Problem details: Starting with the line that contains "Give bounding boxes" and going on through the line that contains "hand-cell[interactable]: T2o [213,417,268,443]", write out those lines again with "interactable" swapped for "clickable". Leave everything else unchanged.

Element and coordinate lines:
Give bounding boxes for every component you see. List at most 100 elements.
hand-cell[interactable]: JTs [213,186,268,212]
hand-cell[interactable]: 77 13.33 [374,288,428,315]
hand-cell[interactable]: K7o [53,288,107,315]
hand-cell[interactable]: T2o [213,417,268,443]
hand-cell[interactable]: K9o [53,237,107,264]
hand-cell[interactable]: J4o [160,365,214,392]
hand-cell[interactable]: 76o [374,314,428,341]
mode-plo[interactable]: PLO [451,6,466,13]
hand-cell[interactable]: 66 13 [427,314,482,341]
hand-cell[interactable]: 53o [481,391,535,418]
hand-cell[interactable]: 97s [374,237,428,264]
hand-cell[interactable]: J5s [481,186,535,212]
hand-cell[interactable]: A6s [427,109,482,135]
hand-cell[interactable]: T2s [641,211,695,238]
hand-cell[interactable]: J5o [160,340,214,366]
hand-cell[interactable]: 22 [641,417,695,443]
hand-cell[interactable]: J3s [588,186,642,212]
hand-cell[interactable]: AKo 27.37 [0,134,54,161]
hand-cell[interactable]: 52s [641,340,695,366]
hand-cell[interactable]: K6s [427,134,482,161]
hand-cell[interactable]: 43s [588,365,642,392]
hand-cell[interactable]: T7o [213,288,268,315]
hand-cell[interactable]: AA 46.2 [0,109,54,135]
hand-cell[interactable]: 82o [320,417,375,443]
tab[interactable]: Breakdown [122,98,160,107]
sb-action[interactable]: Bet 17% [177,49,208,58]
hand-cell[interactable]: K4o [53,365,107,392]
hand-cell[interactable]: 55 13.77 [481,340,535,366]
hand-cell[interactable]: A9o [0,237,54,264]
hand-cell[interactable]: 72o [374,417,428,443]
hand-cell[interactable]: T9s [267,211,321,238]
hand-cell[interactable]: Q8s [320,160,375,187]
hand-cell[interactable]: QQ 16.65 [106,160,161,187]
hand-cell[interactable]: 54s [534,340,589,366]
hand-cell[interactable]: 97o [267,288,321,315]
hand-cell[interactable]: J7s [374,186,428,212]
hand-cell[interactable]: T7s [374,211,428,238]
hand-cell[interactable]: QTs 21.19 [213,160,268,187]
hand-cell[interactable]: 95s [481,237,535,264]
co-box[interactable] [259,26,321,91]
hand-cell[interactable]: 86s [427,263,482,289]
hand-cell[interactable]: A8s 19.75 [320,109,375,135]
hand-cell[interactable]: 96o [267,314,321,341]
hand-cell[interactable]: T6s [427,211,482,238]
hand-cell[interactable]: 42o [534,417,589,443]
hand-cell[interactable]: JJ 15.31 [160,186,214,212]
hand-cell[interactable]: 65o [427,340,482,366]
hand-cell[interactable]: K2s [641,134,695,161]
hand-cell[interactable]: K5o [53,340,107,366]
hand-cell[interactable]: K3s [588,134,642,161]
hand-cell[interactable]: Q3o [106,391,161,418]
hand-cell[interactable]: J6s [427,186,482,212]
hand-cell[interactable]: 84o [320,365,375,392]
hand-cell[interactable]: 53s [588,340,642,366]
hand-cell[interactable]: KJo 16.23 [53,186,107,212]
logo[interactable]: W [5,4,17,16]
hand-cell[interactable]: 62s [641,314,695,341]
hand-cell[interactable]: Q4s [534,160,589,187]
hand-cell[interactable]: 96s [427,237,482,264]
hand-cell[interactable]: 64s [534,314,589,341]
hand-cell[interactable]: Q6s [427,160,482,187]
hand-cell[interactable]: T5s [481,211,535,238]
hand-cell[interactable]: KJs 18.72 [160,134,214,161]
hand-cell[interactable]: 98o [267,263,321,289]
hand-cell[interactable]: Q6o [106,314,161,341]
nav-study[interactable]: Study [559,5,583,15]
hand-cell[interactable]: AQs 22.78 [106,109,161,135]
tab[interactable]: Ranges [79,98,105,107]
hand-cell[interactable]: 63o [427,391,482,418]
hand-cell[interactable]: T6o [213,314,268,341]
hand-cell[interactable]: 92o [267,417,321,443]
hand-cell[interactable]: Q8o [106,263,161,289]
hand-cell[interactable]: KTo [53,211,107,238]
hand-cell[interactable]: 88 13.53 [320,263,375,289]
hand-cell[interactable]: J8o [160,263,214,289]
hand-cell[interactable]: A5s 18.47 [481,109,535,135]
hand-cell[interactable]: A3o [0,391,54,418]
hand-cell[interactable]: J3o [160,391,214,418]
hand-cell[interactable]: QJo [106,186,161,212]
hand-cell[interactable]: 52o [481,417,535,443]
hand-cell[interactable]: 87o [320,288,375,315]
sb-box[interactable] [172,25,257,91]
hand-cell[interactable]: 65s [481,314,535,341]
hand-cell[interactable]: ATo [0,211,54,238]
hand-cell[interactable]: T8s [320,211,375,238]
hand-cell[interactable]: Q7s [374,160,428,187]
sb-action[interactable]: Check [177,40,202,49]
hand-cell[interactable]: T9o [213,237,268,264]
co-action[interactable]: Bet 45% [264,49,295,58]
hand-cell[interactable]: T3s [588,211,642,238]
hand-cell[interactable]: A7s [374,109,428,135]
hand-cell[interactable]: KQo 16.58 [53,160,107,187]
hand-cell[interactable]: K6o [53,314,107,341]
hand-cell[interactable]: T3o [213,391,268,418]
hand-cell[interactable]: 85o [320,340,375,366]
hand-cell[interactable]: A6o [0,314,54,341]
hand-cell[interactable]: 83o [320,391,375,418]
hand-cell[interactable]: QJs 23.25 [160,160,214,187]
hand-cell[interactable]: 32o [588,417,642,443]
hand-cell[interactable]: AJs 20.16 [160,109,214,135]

--

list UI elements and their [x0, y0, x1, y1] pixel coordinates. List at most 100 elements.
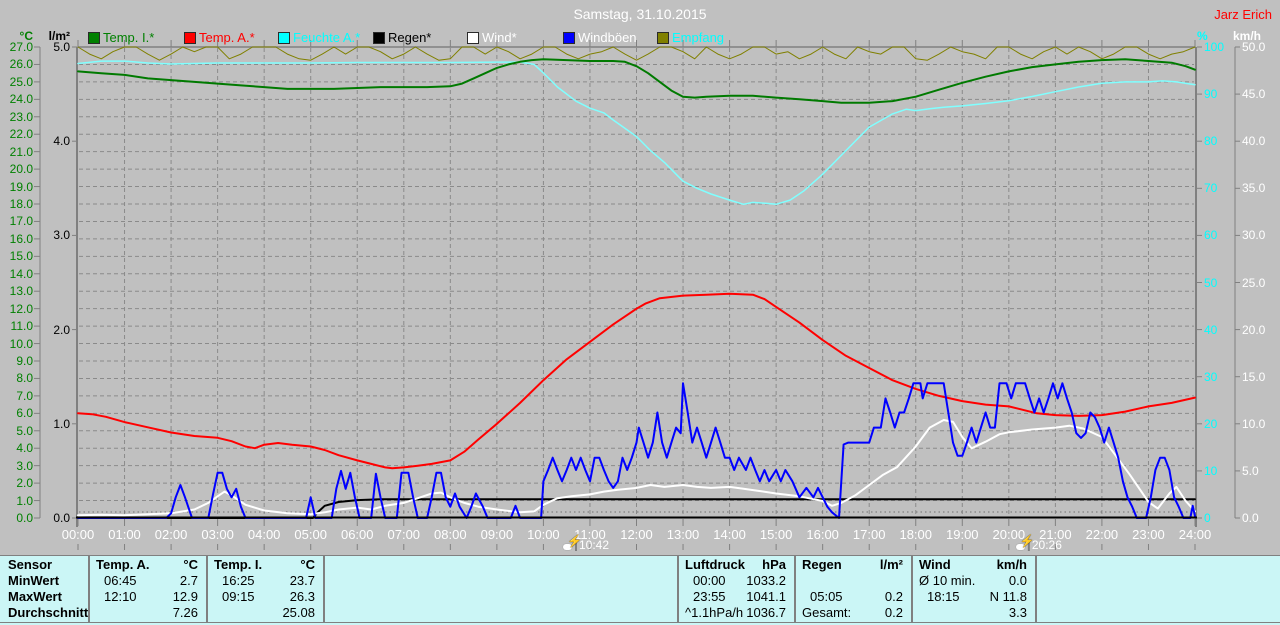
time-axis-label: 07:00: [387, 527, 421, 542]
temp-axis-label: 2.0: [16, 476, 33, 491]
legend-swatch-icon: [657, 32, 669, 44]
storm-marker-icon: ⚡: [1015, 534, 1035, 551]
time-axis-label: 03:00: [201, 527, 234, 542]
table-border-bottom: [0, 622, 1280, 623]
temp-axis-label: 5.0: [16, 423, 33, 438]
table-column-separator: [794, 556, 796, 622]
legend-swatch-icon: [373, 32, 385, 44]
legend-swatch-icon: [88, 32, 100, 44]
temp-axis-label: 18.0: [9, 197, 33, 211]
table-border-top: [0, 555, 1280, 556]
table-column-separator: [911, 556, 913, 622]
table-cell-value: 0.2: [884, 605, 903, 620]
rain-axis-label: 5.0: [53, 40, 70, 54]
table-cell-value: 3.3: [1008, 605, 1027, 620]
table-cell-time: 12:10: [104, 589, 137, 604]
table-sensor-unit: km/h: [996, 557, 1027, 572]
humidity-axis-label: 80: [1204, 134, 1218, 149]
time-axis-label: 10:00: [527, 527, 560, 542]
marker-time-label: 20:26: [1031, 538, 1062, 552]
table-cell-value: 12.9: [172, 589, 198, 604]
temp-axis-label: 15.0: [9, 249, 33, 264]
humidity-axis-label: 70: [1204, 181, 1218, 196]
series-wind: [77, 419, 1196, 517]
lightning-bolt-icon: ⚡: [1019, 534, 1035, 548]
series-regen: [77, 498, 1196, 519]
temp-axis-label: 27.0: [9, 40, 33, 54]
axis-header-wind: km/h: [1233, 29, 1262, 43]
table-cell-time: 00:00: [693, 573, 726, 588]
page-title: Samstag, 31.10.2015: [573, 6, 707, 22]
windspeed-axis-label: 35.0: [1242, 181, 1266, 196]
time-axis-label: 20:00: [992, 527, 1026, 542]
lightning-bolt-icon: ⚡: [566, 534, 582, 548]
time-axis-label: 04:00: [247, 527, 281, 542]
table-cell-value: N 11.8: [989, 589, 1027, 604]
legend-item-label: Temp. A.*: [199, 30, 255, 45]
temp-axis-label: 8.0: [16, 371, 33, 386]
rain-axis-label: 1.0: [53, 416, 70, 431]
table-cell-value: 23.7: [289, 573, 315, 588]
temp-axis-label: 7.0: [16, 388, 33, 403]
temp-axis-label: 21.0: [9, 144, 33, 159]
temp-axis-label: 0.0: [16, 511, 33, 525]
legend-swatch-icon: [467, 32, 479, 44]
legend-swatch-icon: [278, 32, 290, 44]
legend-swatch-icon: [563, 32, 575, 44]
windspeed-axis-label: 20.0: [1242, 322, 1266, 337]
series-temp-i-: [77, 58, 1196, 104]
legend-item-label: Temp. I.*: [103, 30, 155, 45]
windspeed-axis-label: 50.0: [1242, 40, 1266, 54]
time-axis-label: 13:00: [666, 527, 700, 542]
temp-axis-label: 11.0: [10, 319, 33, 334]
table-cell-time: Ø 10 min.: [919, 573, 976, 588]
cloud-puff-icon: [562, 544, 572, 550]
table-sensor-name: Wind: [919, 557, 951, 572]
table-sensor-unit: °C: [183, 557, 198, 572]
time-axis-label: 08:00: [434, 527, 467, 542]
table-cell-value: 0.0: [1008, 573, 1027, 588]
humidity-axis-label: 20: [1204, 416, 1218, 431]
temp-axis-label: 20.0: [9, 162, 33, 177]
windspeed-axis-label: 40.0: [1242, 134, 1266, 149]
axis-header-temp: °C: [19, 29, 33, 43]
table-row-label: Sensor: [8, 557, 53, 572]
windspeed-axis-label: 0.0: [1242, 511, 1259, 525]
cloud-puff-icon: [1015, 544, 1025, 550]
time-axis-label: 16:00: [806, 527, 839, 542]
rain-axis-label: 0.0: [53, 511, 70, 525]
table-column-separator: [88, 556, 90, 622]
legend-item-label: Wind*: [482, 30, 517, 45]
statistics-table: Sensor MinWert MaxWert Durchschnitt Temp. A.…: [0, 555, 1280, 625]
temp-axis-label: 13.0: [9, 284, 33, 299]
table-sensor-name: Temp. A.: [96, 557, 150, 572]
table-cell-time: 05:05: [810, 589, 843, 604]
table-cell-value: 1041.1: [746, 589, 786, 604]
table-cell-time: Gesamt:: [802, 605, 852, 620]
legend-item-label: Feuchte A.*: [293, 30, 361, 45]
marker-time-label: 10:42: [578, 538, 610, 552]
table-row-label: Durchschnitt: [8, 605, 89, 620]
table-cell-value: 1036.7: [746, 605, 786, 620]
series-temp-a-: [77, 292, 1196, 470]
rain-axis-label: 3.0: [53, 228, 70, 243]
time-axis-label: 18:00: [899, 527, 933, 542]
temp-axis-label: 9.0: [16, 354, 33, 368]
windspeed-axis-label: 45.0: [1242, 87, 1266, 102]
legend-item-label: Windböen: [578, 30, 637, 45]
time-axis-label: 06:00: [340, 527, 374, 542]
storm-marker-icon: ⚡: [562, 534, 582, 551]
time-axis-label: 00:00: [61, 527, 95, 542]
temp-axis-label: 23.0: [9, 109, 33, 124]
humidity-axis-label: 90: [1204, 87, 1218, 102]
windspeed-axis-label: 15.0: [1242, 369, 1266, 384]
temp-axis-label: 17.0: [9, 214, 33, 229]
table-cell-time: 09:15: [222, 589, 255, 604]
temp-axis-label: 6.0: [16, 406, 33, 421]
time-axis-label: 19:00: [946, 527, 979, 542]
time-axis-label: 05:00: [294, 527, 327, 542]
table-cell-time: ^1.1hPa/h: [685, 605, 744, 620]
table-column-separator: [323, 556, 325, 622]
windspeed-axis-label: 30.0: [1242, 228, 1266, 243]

...

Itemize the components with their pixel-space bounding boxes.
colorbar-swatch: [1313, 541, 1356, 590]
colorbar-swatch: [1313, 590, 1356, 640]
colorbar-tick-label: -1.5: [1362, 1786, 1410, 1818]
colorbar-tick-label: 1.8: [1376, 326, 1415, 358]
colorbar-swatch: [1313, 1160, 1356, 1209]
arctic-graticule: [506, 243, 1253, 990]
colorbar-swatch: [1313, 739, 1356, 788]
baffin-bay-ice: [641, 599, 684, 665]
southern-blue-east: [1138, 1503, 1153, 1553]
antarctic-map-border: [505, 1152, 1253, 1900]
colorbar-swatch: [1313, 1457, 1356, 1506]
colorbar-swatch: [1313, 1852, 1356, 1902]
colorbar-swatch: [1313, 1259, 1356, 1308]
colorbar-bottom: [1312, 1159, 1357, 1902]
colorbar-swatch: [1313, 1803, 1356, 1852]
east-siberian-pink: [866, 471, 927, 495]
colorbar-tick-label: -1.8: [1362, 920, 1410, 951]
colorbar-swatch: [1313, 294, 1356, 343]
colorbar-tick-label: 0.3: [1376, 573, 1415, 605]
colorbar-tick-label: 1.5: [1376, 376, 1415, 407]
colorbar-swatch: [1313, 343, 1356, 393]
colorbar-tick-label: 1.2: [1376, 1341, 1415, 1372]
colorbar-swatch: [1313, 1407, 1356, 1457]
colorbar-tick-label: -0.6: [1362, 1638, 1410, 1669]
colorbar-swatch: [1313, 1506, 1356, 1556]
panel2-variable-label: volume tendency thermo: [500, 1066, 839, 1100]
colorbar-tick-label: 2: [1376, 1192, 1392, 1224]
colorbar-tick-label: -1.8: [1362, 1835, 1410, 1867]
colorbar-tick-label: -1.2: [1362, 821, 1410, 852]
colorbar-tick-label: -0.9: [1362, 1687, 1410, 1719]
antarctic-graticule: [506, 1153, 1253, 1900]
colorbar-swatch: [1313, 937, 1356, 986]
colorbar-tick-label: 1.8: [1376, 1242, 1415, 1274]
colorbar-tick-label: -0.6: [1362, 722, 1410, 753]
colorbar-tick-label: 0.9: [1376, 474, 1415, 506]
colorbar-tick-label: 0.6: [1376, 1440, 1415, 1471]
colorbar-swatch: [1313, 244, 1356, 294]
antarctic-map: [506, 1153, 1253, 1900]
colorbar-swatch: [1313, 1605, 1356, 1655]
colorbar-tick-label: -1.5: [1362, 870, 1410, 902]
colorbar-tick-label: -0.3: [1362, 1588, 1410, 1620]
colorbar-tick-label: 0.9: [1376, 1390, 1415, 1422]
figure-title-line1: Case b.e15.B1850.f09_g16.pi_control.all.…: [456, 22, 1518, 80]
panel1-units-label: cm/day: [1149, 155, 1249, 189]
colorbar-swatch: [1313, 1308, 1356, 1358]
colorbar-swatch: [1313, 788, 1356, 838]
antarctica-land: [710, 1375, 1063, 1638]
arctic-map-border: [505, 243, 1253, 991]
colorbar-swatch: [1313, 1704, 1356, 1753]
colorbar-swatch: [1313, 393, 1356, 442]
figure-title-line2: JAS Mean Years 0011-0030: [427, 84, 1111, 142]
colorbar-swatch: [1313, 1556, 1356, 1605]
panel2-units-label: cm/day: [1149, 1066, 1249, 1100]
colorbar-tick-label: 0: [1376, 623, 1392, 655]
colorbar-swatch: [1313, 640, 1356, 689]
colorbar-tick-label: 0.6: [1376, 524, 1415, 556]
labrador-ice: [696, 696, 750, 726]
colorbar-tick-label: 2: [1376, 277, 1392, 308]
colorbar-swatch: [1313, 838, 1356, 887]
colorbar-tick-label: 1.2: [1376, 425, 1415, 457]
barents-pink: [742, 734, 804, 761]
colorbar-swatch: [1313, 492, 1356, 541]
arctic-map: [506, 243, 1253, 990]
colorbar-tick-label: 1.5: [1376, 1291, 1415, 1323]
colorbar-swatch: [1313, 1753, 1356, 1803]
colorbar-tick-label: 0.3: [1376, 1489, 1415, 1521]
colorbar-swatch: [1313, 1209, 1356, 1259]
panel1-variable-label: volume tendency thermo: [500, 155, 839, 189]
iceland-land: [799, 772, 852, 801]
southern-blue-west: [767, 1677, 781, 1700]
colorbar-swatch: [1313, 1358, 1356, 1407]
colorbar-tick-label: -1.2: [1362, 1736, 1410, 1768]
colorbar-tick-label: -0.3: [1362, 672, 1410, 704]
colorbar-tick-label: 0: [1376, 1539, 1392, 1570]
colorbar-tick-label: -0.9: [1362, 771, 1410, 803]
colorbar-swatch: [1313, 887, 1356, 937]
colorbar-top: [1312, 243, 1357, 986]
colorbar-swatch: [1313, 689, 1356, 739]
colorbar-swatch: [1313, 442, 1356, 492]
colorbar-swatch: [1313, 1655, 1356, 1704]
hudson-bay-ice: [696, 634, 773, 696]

Finished exercise:
Give bounding boxes for every component you see. List at most 100 elements.
hand-cell[clickable]: JTs [213,186,268,212]
hand-cell[clickable]: 77 13.33 [374,288,428,315]
hand-cell[clickable]: K7o [53,288,107,315]
hand-cell[clickable]: T2o [213,417,268,443]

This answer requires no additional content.